SUPPLIED INFORMATION:
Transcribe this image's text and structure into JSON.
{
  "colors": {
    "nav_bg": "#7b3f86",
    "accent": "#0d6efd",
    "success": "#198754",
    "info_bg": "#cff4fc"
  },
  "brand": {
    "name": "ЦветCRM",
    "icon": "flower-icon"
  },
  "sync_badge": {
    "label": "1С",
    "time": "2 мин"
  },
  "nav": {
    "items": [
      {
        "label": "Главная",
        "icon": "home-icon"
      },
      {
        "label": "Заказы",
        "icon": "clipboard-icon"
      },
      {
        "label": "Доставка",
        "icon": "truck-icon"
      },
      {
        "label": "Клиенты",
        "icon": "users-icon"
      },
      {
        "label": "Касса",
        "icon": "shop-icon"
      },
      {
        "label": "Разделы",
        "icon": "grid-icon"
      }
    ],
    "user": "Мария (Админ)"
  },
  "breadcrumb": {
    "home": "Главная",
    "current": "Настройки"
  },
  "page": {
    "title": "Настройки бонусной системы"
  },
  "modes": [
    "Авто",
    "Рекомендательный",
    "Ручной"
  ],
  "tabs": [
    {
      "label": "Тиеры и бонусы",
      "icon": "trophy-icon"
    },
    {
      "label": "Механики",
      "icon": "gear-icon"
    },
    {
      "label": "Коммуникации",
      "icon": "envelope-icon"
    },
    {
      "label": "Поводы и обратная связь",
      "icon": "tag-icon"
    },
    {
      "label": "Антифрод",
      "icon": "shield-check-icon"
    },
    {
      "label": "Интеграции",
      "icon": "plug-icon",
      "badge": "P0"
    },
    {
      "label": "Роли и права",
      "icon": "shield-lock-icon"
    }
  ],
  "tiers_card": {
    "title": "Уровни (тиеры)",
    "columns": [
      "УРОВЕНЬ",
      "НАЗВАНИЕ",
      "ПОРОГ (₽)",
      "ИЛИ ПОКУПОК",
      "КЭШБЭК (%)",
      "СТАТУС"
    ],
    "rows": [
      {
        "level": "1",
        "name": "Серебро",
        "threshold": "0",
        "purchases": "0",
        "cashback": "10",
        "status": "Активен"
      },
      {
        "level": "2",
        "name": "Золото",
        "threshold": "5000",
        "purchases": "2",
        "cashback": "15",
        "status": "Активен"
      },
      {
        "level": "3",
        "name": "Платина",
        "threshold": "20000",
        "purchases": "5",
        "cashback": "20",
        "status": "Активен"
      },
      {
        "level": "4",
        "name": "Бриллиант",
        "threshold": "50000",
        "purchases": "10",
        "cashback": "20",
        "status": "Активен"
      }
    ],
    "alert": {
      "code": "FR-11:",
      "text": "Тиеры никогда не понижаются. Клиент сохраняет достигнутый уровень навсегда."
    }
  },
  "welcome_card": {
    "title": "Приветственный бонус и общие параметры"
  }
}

WHAT THIS TASK INVOLVES:
Using the listing above, retype each line exactly.

RESULT:
Transcribe this image's text and structure into JSON.
{
  "colors": {
    "nav_bg": "#7b3f86",
    "accent": "#0d6efd",
    "success": "#198754",
    "info_bg": "#cff4fc"
  },
  "brand": {
    "name": "ЦветCRM",
    "icon": "flower-icon"
  },
  "sync_badge": {
    "label": "1С",
    "time": "2 мин"
  },
  "nav": {
    "items": [
      {
        "label": "Главная",
        "icon": "home-icon"
      },
      {
        "label": "Заказы",
        "icon": "clipboard-icon"
      },
      {
        "label": "Доставка",
        "icon": "truck-icon"
      },
      {
        "label": "Клиенты",
        "icon": "users-icon"
      },
      {
        "label": "Касса",
        "icon": "shop-icon"
      },
      {
        "label": "Разделы",
        "icon": "grid-icon"
      }
    ],
    "user": "Мария (Админ)"
  },
  "breadcrumb": {
    "home": "Главная",
    "current": "Настройки"
  },
  "page": {
    "title": "Настройки бонусной системы"
  },
  "modes": [
    "Авто",
    "Рекомендательный",
    "Ручной"
  ],
  "tabs": [
    {
      "label": "Тиеры и бонусы",
      "icon": "trophy-icon"
    },
    {
      "label": "Механики",
      "icon": "gear-icon"
    },
    {
      "label": "Коммуникации",
      "icon": "envelope-icon"
    },
    {
      "label": "Поводы и обратная связь",
      "icon": "tag-icon"
    },
    {
      "label": "Антифрод",
      "icon": "shield-check-icon"
    },
    {
      "label": "Интеграции",
      "icon": "plug-icon",
      "badge": "P0"
    },
    {
      "label": "Роли и права",
      "icon": "shield-lock-icon"
    }
  ],
  "tiers_card": {
    "title": "Уровни (тиеры)",
    "columns": [
      "УРОВЕНЬ",
      "НАЗВАНИЕ",
      "ПОРОГ (₽)",
      "ИЛИ ПОКУПОК",
      "КЭШБЭК (%)",
      "СТАТУС"
    ],
    "rows": [
      {
        "level": "1",
        "name": "Серебро",
        "threshold": "0",
        "purchases": "0",
        "cashback": "10",
        "status": "Активен"
      },
      {
        "level": "2",
        "name": "Золото",
        "threshold": "5000",
        "purchases": "2",
        "cashback": "15",
        "status": "Активен"
      },
      {
        "level": "3",
        "name": "Платина",
        "threshold": "20000",
        "purchases": "5",
        "cashback": "20",
        "status": "Активен"
      },
      {
        "level": "4",
        "name": "Бриллиант",
        "threshold": "50000",
        "purchases": "10",
        "cashback": "20",
        "status": "Активен"
      }
    ],
    "alert": {
      "code": "FR-11:",
      "text": "Тиеры никогда не понижаются. Клиент сохраняет достигнутый уровень навсегда."
    }
  },
  "welcome_card": {
    "title": "Приветственный бонус и общие параметры"
  }
}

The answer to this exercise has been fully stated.